*Exercise description:*
Without the pictures, reproduce the records that follow exactly.

*Provided information:*
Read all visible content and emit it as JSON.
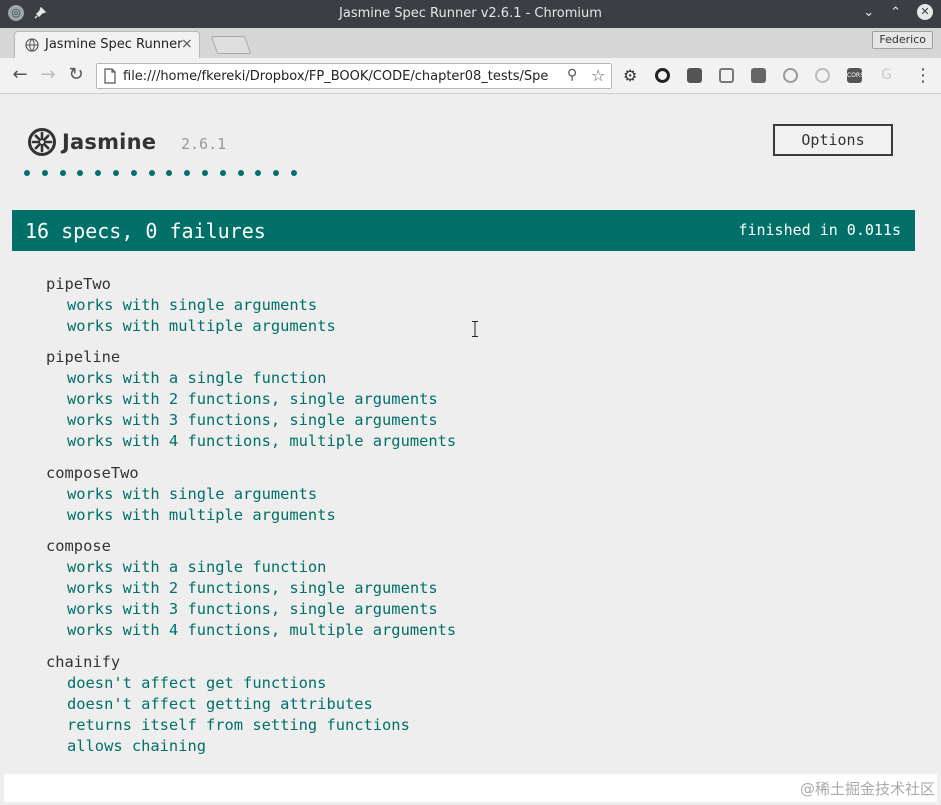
{
  "window": {
    "title": "Jasmine Spec Runner v2.6.1 - Chromium"
  },
  "tabs": [
    {
      "label": "Jasmine Spec Runner",
      "active": true
    }
  ],
  "profile": {
    "name": "Federico"
  },
  "toolbar": {
    "url": "file:///home/fkereki/Dropbox/FP_BOOK/CODE/chapter08_tests/Spe",
    "extensions": [
      "settings-gear-icon",
      "opera-icon",
      "gmail-icon",
      "dropbox-icon",
      "notes-icon",
      "react-icon",
      "shield-icon",
      "cors-icon",
      "google-icon"
    ],
    "cors_label": "CORS"
  },
  "jasmine": {
    "brand": "Jasmine",
    "version": "2.6.1",
    "options_label": "Options",
    "passed_spec_count": 16,
    "summary": "16 specs, 0 failures",
    "duration": "finished in 0.011s",
    "accent_color": "#007069"
  },
  "suites": [
    {
      "name": "pipeTwo",
      "specs": [
        "works with single arguments",
        "works with multiple arguments"
      ]
    },
    {
      "name": "pipeline",
      "specs": [
        "works with a single function",
        "works with 2 functions, single arguments",
        "works with 3 functions, single arguments",
        "works with 4 functions, multiple arguments"
      ]
    },
    {
      "name": "composeTwo",
      "specs": [
        "works with single arguments",
        "works with multiple arguments"
      ]
    },
    {
      "name": "compose",
      "specs": [
        "works with a single function",
        "works with 2 functions, single arguments",
        "works with 3 functions, single arguments",
        "works with 4 functions, multiple arguments"
      ]
    },
    {
      "name": "chainify",
      "specs": [
        "doesn't affect get functions",
        "doesn't affect getting attributes",
        "returns itself from setting functions",
        "allows chaining"
      ]
    }
  ],
  "watermark": "@稀土掘金技术社区"
}
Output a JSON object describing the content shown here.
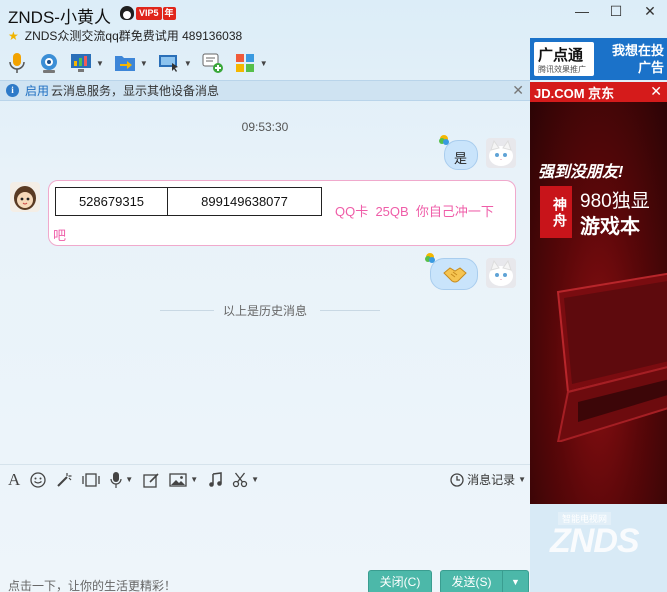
{
  "title": {
    "name": "ZNDS-小黄人",
    "vip_text": "VIP5",
    "vip_year": "年",
    "subtitle": "ZNDS众测交流qq群免费试用 489136038"
  },
  "window_controls": {
    "minimize": "—",
    "maximize": "☐",
    "close": "✕"
  },
  "infobar": {
    "link": "启用",
    "text": "云消息服务，显示其他设备消息"
  },
  "chat": {
    "timestamp": "09:53:30",
    "msg1": "是",
    "table": [
      [
        "528679315",
        "899149638077"
      ]
    ],
    "msg2_inline": "QQ卡  25QB  你自己冲一下",
    "msg2_tail": "吧",
    "history_label": "以上是历史消息"
  },
  "input": {
    "history_button": "消息记录",
    "hint": "点击一下，让你的生活更精彩！",
    "close_button": "关闭(C)",
    "send_button": "发送(S)"
  },
  "ad": {
    "logo_main": "广点通",
    "logo_sub": "腾讯效果推广",
    "want_ad": "我想在投广告",
    "jd": "JD.COM 京东",
    "slogan": "强到没朋友!",
    "brand": "神舟",
    "gpu": "980独显",
    "gamebook": "游戏本",
    "watermark": "ZNDS",
    "watermark_site": "智能电视网"
  },
  "colors": {
    "accent_button": "#4cb8a9",
    "pink_text": "#ef5da8",
    "link": "#1f6fc1"
  }
}
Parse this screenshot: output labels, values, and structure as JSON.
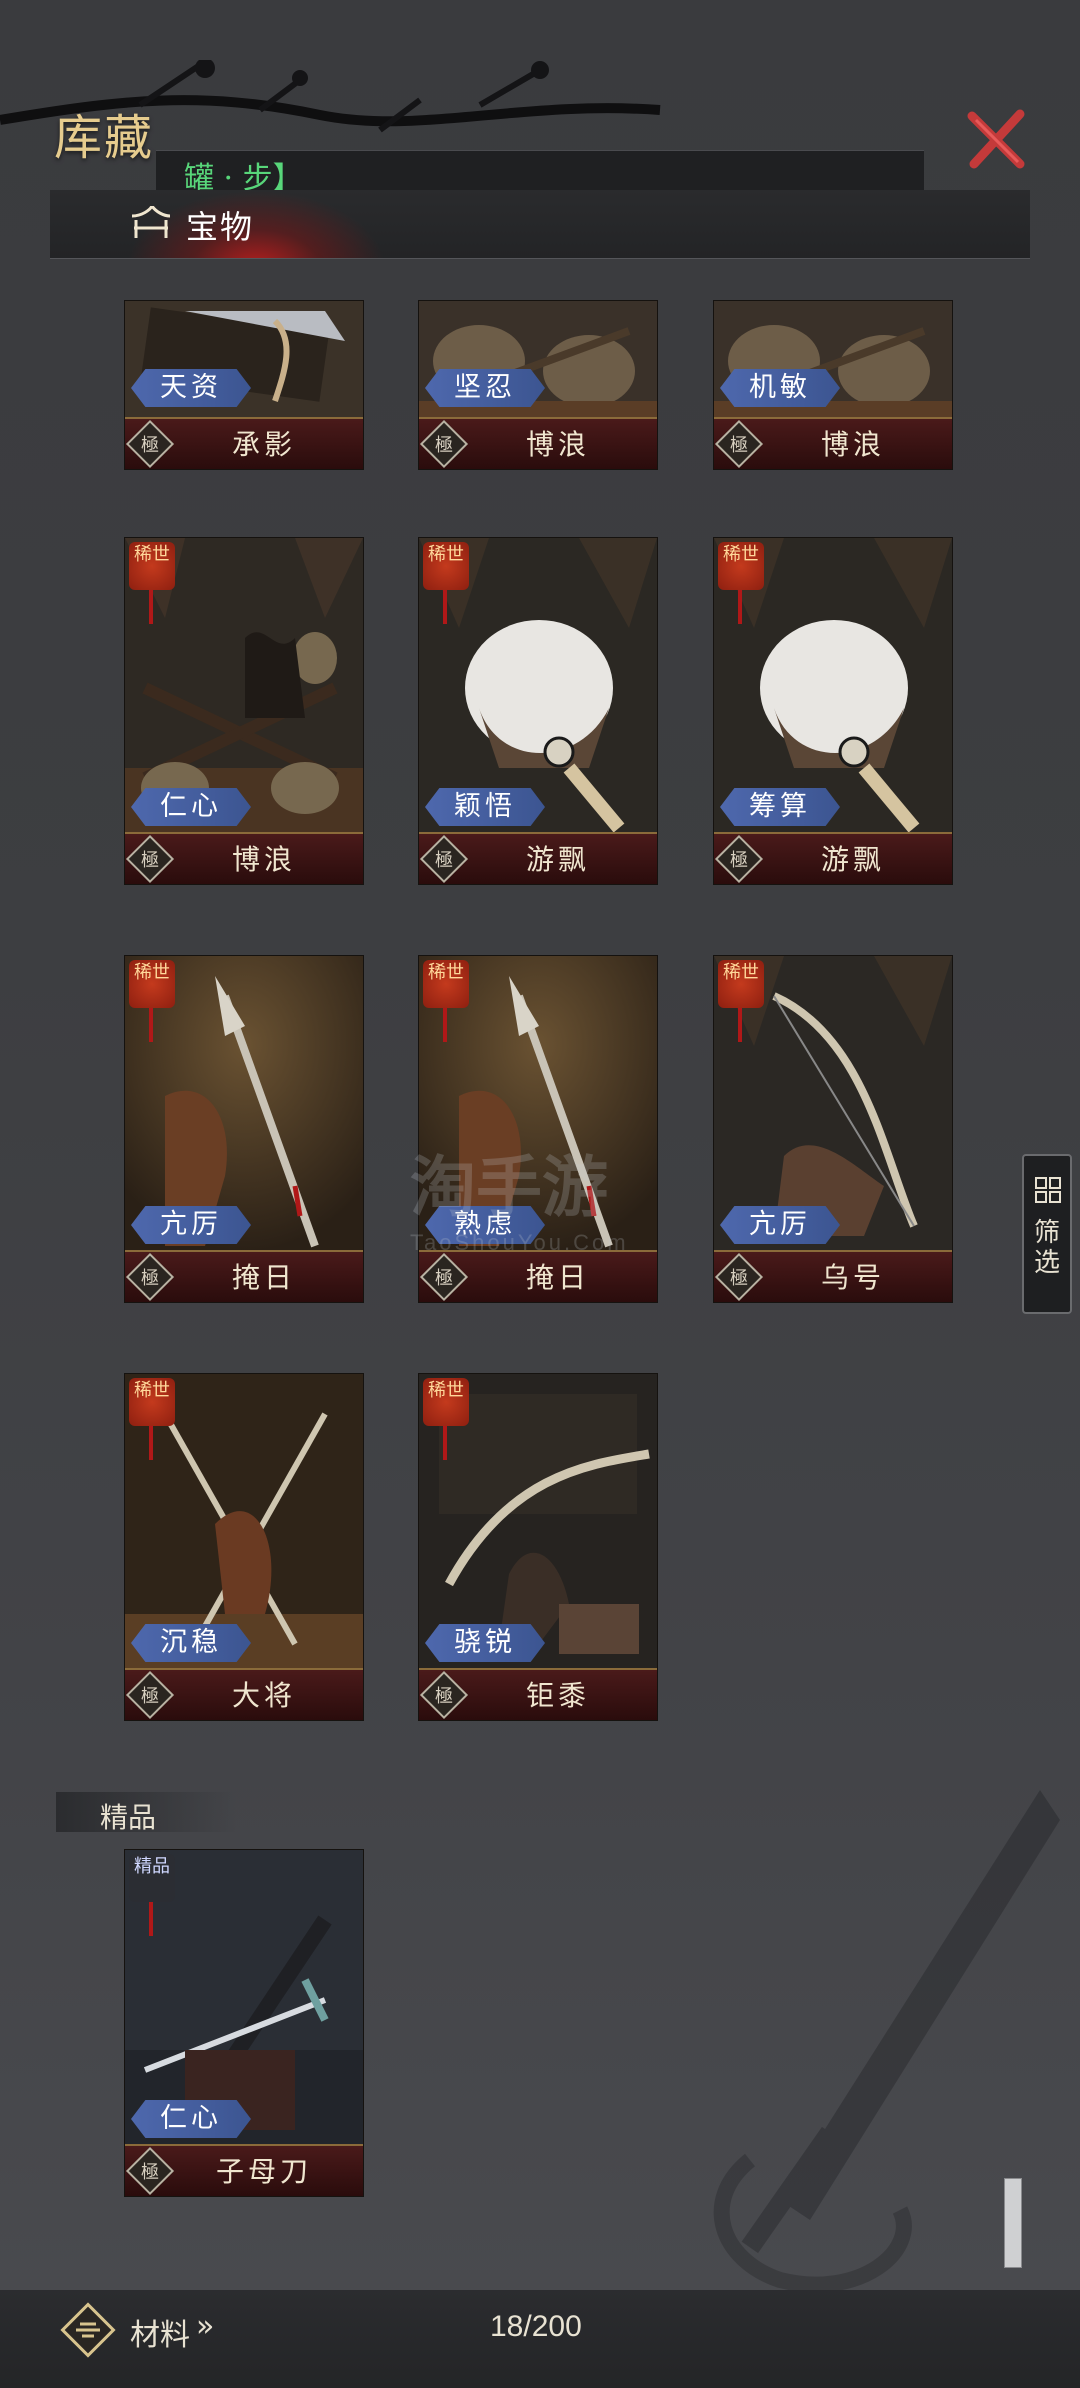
{
  "header": {
    "title": "库藏",
    "subtitle": "罐 · 步】",
    "close_icon": "close-x-icon"
  },
  "tabs": [
    {
      "label": "宝物",
      "icon": "pavilion-icon",
      "active": true
    }
  ],
  "filter": {
    "label": "筛选",
    "icon": "grid-filter-icon"
  },
  "cards": [
    {
      "trait": "天资",
      "grade": "極",
      "name": "承影",
      "rarity": "",
      "art": "sword"
    },
    {
      "trait": "坚忍",
      "grade": "極",
      "name": "博浪",
      "rarity": "",
      "art": "hammer"
    },
    {
      "trait": "机敏",
      "grade": "極",
      "name": "博浪",
      "rarity": "",
      "art": "hammer"
    },
    {
      "trait": "仁心",
      "grade": "極",
      "name": "博浪",
      "rarity": "稀世",
      "art": "hammer"
    },
    {
      "trait": "颖悟",
      "grade": "極",
      "name": "游飘",
      "rarity": "稀世",
      "art": "fan"
    },
    {
      "trait": "筹算",
      "grade": "極",
      "name": "游飘",
      "rarity": "稀世",
      "art": "fan"
    },
    {
      "trait": "亢厉",
      "grade": "極",
      "name": "掩日",
      "rarity": "稀世",
      "art": "halberd"
    },
    {
      "trait": "熟虑",
      "grade": "極",
      "name": "掩日",
      "rarity": "稀世",
      "art": "halberd"
    },
    {
      "trait": "亢厉",
      "grade": "極",
      "name": "乌号",
      "rarity": "稀世",
      "art": "bow"
    },
    {
      "trait": "沉稳",
      "grade": "極",
      "name": "大将",
      "rarity": "稀世",
      "art": "spears"
    },
    {
      "trait": "骁锐",
      "grade": "極",
      "name": "钜黍",
      "rarity": "稀世",
      "art": "bow"
    }
  ],
  "section_jingpin": {
    "label": "精品",
    "cards": [
      {
        "trait": "仁心",
        "grade": "極",
        "name": "子母刀",
        "rarity": "精品",
        "art": "blade"
      }
    ]
  },
  "footer": {
    "materials_label": "材料",
    "materials_arrow": "»",
    "count": "18/200"
  },
  "watermark": {
    "main": "淘手游",
    "sub": "TaoShouYou.Com"
  },
  "colors": {
    "trait_badge": "#4e68ad",
    "bottom_strip": "#3a1212",
    "accent_red": "#c43a3a",
    "title_gold": "#e6cc8e"
  }
}
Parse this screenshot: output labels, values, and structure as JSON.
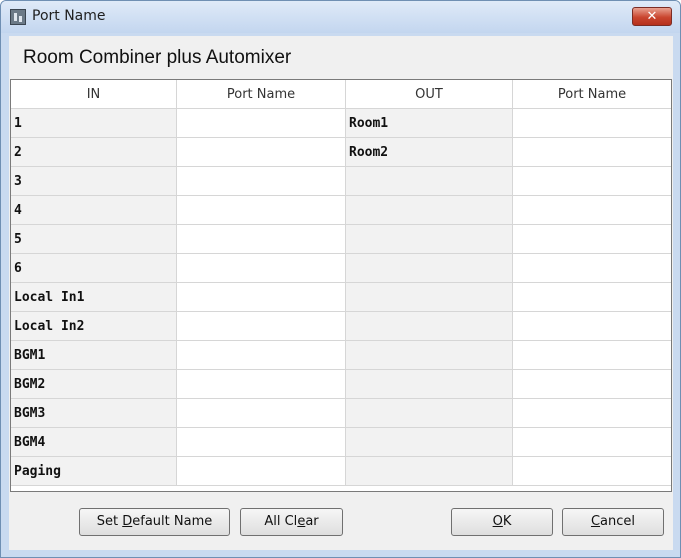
{
  "window": {
    "title": "Port Name",
    "close_label": "✕"
  },
  "dialog": {
    "heading": "Room Combiner plus Automixer"
  },
  "table": {
    "headers": [
      "IN",
      "Port Name",
      "OUT",
      "Port Name"
    ],
    "rows": [
      {
        "in": "1",
        "in_name": "",
        "out": "Room1",
        "out_name": ""
      },
      {
        "in": "2",
        "in_name": "",
        "out": "Room2",
        "out_name": ""
      },
      {
        "in": "3",
        "in_name": "",
        "out": "",
        "out_name": ""
      },
      {
        "in": "4",
        "in_name": "",
        "out": "",
        "out_name": ""
      },
      {
        "in": "5",
        "in_name": "",
        "out": "",
        "out_name": ""
      },
      {
        "in": "6",
        "in_name": "",
        "out": "",
        "out_name": ""
      },
      {
        "in": "Local In1",
        "in_name": "",
        "out": "",
        "out_name": ""
      },
      {
        "in": "Local In2",
        "in_name": "",
        "out": "",
        "out_name": ""
      },
      {
        "in": "BGM1",
        "in_name": "",
        "out": "",
        "out_name": ""
      },
      {
        "in": "BGM2",
        "in_name": "",
        "out": "",
        "out_name": ""
      },
      {
        "in": "BGM3",
        "in_name": "",
        "out": "",
        "out_name": ""
      },
      {
        "in": "BGM4",
        "in_name": "",
        "out": "",
        "out_name": ""
      },
      {
        "in": "Paging",
        "in_name": "",
        "out": "",
        "out_name": ""
      }
    ]
  },
  "buttons": {
    "set_default": {
      "pre": "Set ",
      "mnemonic": "D",
      "post": "efault Name"
    },
    "all_clear": {
      "pre": "All Cl",
      "mnemonic": "e",
      "post": "ar"
    },
    "ok": {
      "pre": "",
      "mnemonic": "O",
      "post": "K"
    },
    "cancel": {
      "pre": "",
      "mnemonic": "C",
      "post": "ancel"
    }
  }
}
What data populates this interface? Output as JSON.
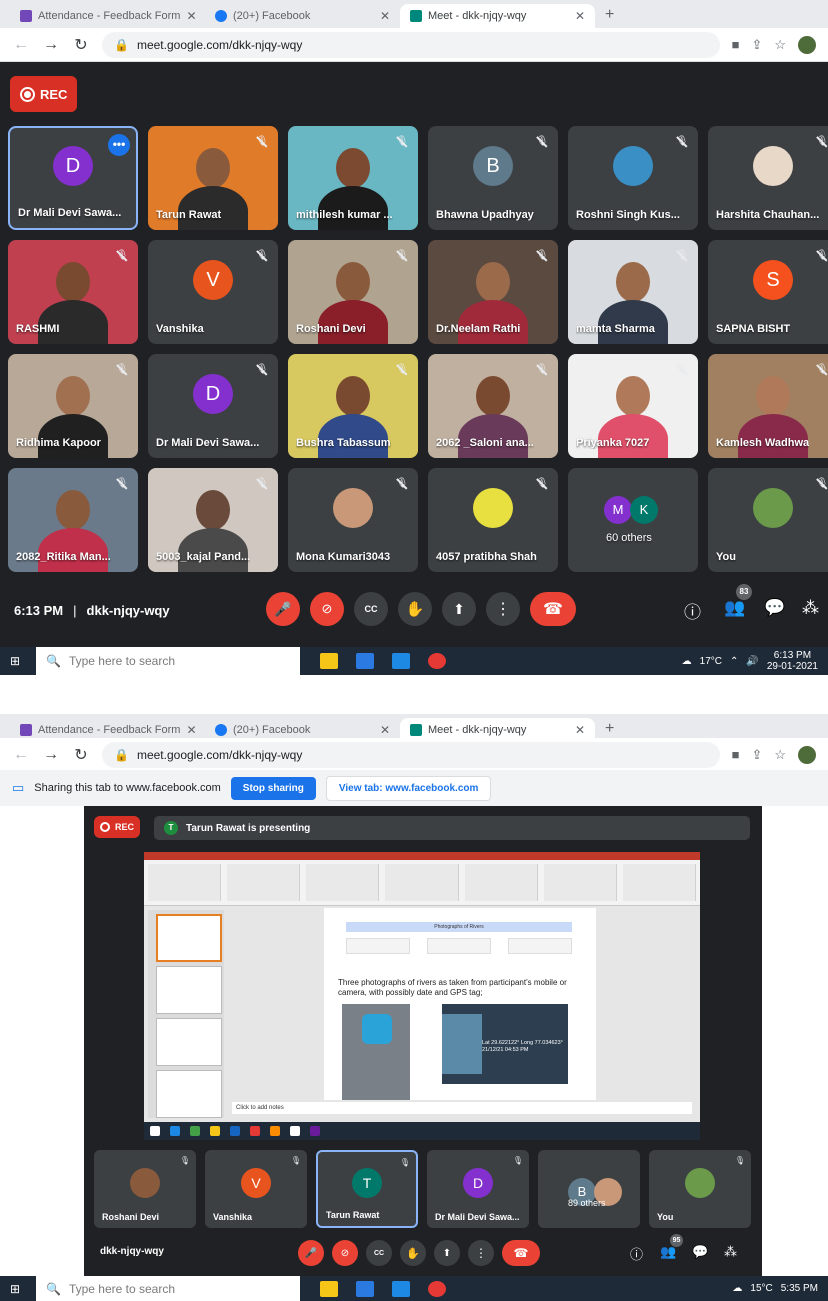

*Exercise solution:*
Read all visible content and emit it as JSON.
{
  "window": {
    "title": "Jasmine Spec Runner v2.6.1 - Chromium"
  },
  "tabs": [
    {
      "label": "Jasmine Spec Runner",
      "active": true
    }
  ],
  "profile": {
    "name": "Federico"
  },
  "toolbar": {
    "url": "file:///home/fkereki/Dropbox/FP_BOOK/CODE/chapter08_tests/Spe",
    "extensions": [
      "settings-gear-icon",
      "opera-icon",
      "gmail-icon",
      "dropbox-icon",
      "notes-icon",
      "react-icon",
      "shield-icon",
      "cors-icon",
      "google-icon"
    ],
    "cors_label": "CORS"
  },
  "jasmine": {
    "brand": "Jasmine",
    "version": "2.6.1",
    "options_label": "Options",
    "passed_spec_count": 16,
    "summary": "16 specs, 0 failures",
    "duration": "finished in 0.011s",
    "accent_color": "#007069"
  },
  "suites": [
    {
      "name": "pipeTwo",
      "specs": [
        "works with single arguments",
        "works with multiple arguments"
      ]
    },
    {
      "name": "pipeline",
      "specs": [
        "works with a single function",
        "works with 2 functions, single arguments",
        "works with 3 functions, single arguments",
        "works with 4 functions, multiple arguments"
      ]
    },
    {
      "name": "composeTwo",
      "specs": [
        "works with single arguments",
        "works with multiple arguments"
      ]
    },
    {
      "name": "compose",
      "specs": [
        "works with a single function",
        "works with 2 functions, single arguments",
        "works with 3 functions, single arguments",
        "works with 4 functions, multiple arguments"
      ]
    },
    {
      "name": "chainify",
      "specs": [
        "doesn't affect get functions",
        "doesn't affect getting attributes",
        "returns itself from setting functions",
        "allows chaining"
      ]
    }
  ],
  "watermark": "@稀土掘金技术社区"
}
Output a JSON object describing the content shown here.
{
  "title": {
    "name": "ZNDS-小黄人",
    "vip_text": "VIP5",
    "vip_year": "年",
    "subtitle": "ZNDS众测交流qq群免费试用 489136038"
  },
  "window_controls": {
    "minimize": "—",
    "maximize": "☐",
    "close": "✕"
  },
  "infobar": {
    "link": "启用",
    "text": "云消息服务，显示其他设备消息"
  },
  "chat": {
    "timestamp": "09:53:30",
    "msg1": "是",
    "table": [
      [
        "528679315",
        "899149638077"
      ]
    ],
    "msg2_inline": "QQ卡  25QB  你自己冲一下",
    "msg2_tail": "吧",
    "history_label": "以上是历史消息"
  },
  "input": {
    "history_button": "消息记录",
    "hint": "点击一下，让你的生活更精彩！",
    "close_button": "关闭(C)",
    "send_button": "发送(S)"
  },
  "ad": {
    "logo_main": "广点通",
    "logo_sub": "腾讯效果推广",
    "want_ad": "我想在投广告",
    "jd": "JD.COM 京东",
    "slogan": "强到没朋友!",
    "brand": "神舟",
    "gpu": "980独显",
    "gamebook": "游戏本",
    "watermark": "ZNDS",
    "watermark_site": "智能电视网"
  },
  "colors": {
    "accent_button": "#4cb8a9",
    "pink_text": "#ef5da8",
    "link": "#1f6fc1"
  }
}
Parse this screenshot: output labels, values, and structure as JSON.
{
  "header": {
    "title": "库藏",
    "subtitle": "罐 · 步】",
    "close_icon": "close-x-icon"
  },
  "tabs": [
    {
      "label": "宝物",
      "icon": "pavilion-icon",
      "active": true
    }
  ],
  "filter": {
    "label": "筛选",
    "icon": "grid-filter-icon"
  },
  "cards": [
    {
      "trait": "天资",
      "grade": "極",
      "name": "承影",
      "rarity": "",
      "art": "sword"
    },
    {
      "trait": "坚忍",
      "grade": "極",
      "name": "博浪",
      "rarity": "",
      "art": "hammer"
    },
    {
      "trait": "机敏",
      "grade": "極",
      "name": "博浪",
      "rarity": "",
      "art": "hammer"
    },
    {
      "trait": "仁心",
      "grade": "極",
      "name": "博浪",
      "rarity": "稀世",
      "art": "hammer"
    },
    {
      "trait": "颖悟",
      "grade": "極",
      "name": "游飘",
      "rarity": "稀世",
      "art": "fan"
    },
    {
      "trait": "筹算",
      "grade": "極",
      "name": "游飘",
      "rarity": "稀世",
      "art": "fan"
    },
    {
      "trait": "亢厉",
      "grade": "極",
      "name": "掩日",
      "rarity": "稀世",
      "art": "halberd"
    },
    {
      "trait": "熟虑",
      "grade": "極",
      "name": "掩日",
      "rarity": "稀世",
      "art": "halberd"
    },
    {
      "trait": "亢厉",
      "grade": "極",
      "name": "乌号",
      "rarity": "稀世",
      "art": "bow"
    },
    {
      "trait": "沉稳",
      "grade": "極",
      "name": "大将",
      "rarity": "稀世",
      "art": "spears"
    },
    {
      "trait": "骁锐",
      "grade": "極",
      "name": "钜黍",
      "rarity": "稀世",
      "art": "bow"
    }
  ],
  "section_jingpin": {
    "label": "精品",
    "cards": [
      {
        "trait": "仁心",
        "grade": "極",
        "name": "子母刀",
        "rarity": "精品",
        "art": "blade"
      }
    ]
  },
  "footer": {
    "materials_label": "材料",
    "materials_arrow": "»",
    "count": "18/200"
  },
  "watermark": {
    "main": "淘手游",
    "sub": "TaoShouYou.Com"
  },
  "colors": {
    "trait_badge": "#4e68ad",
    "bottom_strip": "#3a1212",
    "accent_red": "#c43a3a",
    "title_gold": "#e6cc8e"
  }
}
Parse this screenshot: output labels, values, and structure as JSON.
{
  "window": {
    "title": "Port Name",
    "close_label": "✕"
  },
  "dialog": {
    "heading": "Room Combiner plus Automixer"
  },
  "table": {
    "headers": [
      "IN",
      "Port Name",
      "OUT",
      "Port Name"
    ],
    "rows": [
      {
        "in": "1",
        "in_name": "",
        "out": "Room1",
        "out_name": ""
      },
      {
        "in": "2",
        "in_name": "",
        "out": "Room2",
        "out_name": ""
      },
      {
        "in": "3",
        "in_name": "",
        "out": "",
        "out_name": ""
      },
      {
        "in": "4",
        "in_name": "",
        "out": "",
        "out_name": ""
      },
      {
        "in": "5",
        "in_name": "",
        "out": "",
        "out_name": ""
      },
      {
        "in": "6",
        "in_name": "",
        "out": "",
        "out_name": ""
      },
      {
        "in": "Local In1",
        "in_name": "",
        "out": "",
        "out_name": ""
      },
      {
        "in": "Local In2",
        "in_name": "",
        "out": "",
        "out_name": ""
      },
      {
        "in": "BGM1",
        "in_name": "",
        "out": "",
        "out_name": ""
      },
      {
        "in": "BGM2",
        "in_name": "",
        "out": "",
        "out_name": ""
      },
      {
        "in": "BGM3",
        "in_name": "",
        "out": "",
        "out_name": ""
      },
      {
        "in": "BGM4",
        "in_name": "",
        "out": "",
        "out_name": ""
      },
      {
        "in": "Paging",
        "in_name": "",
        "out": "",
        "out_name": ""
      }
    ]
  },
  "buttons": {
    "set_default": {
      "pre": "Set ",
      "mnemonic": "D",
      "post": "efault Name"
    },
    "all_clear": {
      "pre": "All Cl",
      "mnemonic": "e",
      "post": "ar"
    },
    "ok": {
      "pre": "",
      "mnemonic": "O",
      "post": "K"
    },
    "cancel": {
      "pre": "",
      "mnemonic": "C",
      "post": "ancel"
    }
  }
}
What data populates this interface? Output as JSON.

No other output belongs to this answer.